* Begin *

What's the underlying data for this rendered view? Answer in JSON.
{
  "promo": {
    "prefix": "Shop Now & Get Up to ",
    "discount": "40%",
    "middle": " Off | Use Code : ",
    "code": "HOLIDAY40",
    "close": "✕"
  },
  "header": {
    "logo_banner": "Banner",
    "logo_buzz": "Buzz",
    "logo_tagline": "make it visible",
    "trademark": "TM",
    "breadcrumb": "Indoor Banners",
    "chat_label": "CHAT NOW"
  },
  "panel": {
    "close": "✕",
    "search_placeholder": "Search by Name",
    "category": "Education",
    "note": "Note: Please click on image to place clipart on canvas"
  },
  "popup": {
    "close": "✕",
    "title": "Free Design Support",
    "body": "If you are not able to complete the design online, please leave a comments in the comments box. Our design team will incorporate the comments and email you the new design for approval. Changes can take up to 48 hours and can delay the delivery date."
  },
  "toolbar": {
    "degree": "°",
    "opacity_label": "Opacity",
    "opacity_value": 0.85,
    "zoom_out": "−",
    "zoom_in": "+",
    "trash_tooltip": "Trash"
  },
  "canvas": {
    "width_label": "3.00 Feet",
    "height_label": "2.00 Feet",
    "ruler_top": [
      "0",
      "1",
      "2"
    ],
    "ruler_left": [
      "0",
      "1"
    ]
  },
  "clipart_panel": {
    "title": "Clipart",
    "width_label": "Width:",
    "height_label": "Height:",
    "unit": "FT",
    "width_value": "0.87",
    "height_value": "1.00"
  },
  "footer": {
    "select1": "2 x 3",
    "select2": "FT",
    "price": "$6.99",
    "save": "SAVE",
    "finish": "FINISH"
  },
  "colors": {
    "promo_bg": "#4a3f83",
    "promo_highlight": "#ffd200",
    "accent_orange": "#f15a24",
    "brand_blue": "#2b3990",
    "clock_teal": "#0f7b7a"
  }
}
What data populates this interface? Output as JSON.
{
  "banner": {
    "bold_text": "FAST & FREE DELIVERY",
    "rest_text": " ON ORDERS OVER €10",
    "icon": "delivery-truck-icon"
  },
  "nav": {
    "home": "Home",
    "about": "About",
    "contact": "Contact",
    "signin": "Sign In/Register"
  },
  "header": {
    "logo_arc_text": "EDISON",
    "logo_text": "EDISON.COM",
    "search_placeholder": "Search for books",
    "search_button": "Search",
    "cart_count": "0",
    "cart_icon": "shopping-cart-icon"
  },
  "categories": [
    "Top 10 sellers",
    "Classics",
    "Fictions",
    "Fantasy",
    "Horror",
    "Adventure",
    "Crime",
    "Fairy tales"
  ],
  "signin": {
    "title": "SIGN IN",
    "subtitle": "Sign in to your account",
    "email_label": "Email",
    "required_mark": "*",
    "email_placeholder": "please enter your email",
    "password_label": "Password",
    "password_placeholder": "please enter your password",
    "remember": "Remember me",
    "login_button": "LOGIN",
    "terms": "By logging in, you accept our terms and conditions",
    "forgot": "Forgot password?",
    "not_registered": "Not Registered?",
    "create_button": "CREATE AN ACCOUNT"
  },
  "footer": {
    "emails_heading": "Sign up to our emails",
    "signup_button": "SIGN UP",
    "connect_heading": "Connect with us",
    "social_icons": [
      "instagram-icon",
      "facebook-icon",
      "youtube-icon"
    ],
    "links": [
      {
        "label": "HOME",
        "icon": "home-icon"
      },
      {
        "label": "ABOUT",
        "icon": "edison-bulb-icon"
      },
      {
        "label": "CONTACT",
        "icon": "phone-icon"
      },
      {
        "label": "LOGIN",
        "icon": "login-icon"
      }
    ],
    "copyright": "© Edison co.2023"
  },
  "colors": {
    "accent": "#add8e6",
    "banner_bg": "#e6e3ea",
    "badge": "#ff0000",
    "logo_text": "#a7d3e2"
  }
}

* End *

Take the entries and copy them out exactly.

What's the underlying data for this rendered view? Answer in JSON.
{
  "promo": {
    "prefix": "Shop Now & Get Up to ",
    "discount": "40%",
    "middle": " Off | Use Code : ",
    "code": "HOLIDAY40",
    "close": "✕"
  },
  "header": {
    "logo_banner": "Banner",
    "logo_buzz": "Buzz",
    "logo_tagline": "make it visible",
    "trademark": "TM",
    "breadcrumb": "Indoor Banners",
    "chat_label": "CHAT NOW"
  },
  "panel": {
    "close": "✕",
    "search_placeholder": "Search by Name",
    "category": "Education",
    "note": "Note: Please click on image to place clipart on canvas"
  },
  "popup": {
    "close": "✕",
    "title": "Free Design Support",
    "body": "If you are not able to complete the design online, please leave a comments in the comments box. Our design team will incorporate the comments and email you the new design for approval. Changes can take up to 48 hours and can delay the delivery date."
  },
  "toolbar": {
    "degree": "°",
    "opacity_label": "Opacity",
    "opacity_value": 0.85,
    "zoom_out": "−",
    "zoom_in": "+",
    "trash_tooltip": "Trash"
  },
  "canvas": {
    "width_label": "3.00 Feet",
    "height_label": "2.00 Feet",
    "ruler_top": [
      "0",
      "1",
      "2"
    ],
    "ruler_left": [
      "0",
      "1"
    ]
  },
  "clipart_panel": {
    "title": "Clipart",
    "width_label": "Width:",
    "height_label": "Height:",
    "unit": "FT",
    "width_value": "0.87",
    "height_value": "1.00"
  },
  "footer": {
    "select1": "2 x 3",
    "select2": "FT",
    "price": "$6.99",
    "save": "SAVE",
    "finish": "FINISH"
  },
  "colors": {
    "promo_bg": "#4a3f83",
    "promo_highlight": "#ffd200",
    "accent_orange": "#f15a24",
    "brand_blue": "#2b3990",
    "clock_teal": "#0f7b7a"
  }
}
What data populates this interface? Output as JSON.
{
  "banner": {
    "bold_text": "FAST & FREE DELIVERY",
    "rest_text": " ON ORDERS OVER €10",
    "icon": "delivery-truck-icon"
  },
  "nav": {
    "home": "Home",
    "about": "About",
    "contact": "Contact",
    "signin": "Sign In/Register"
  },
  "header": {
    "logo_arc_text": "EDISON",
    "logo_text": "EDISON.COM",
    "search_placeholder": "Search for books",
    "search_button": "Search",
    "cart_count": "0",
    "cart_icon": "shopping-cart-icon"
  },
  "categories": [
    "Top 10 sellers",
    "Classics",
    "Fictions",
    "Fantasy",
    "Horror",
    "Adventure",
    "Crime",
    "Fairy tales"
  ],
  "signin": {
    "title": "SIGN IN",
    "subtitle": "Sign in to your account",
    "email_label": "Email",
    "required_mark": "*",
    "email_placeholder": "please enter your email",
    "password_label": "Password",
    "password_placeholder": "please enter your password",
    "remember": "Remember me",
    "login_button": "LOGIN",
    "terms": "By logging in, you accept our terms and conditions",
    "forgot": "Forgot password?",
    "not_registered": "Not Registered?",
    "create_button": "CREATE AN ACCOUNT"
  },
  "footer": {
    "emails_heading": "Sign up to our emails",
    "signup_button": "SIGN UP",
    "connect_heading": "Connect with us",
    "social_icons": [
      "instagram-icon",
      "facebook-icon",
      "youtube-icon"
    ],
    "links": [
      {
        "label": "HOME",
        "icon": "home-icon"
      },
      {
        "label": "ABOUT",
        "icon": "edison-bulb-icon"
      },
      {
        "label": "CONTACT",
        "icon": "phone-icon"
      },
      {
        "label": "LOGIN",
        "icon": "login-icon"
      }
    ],
    "copyright": "© Edison co.2023"
  },
  "colors": {
    "accent": "#add8e6",
    "banner_bg": "#e6e3ea",
    "badge": "#ff0000",
    "logo_text": "#a7d3e2"
  }
}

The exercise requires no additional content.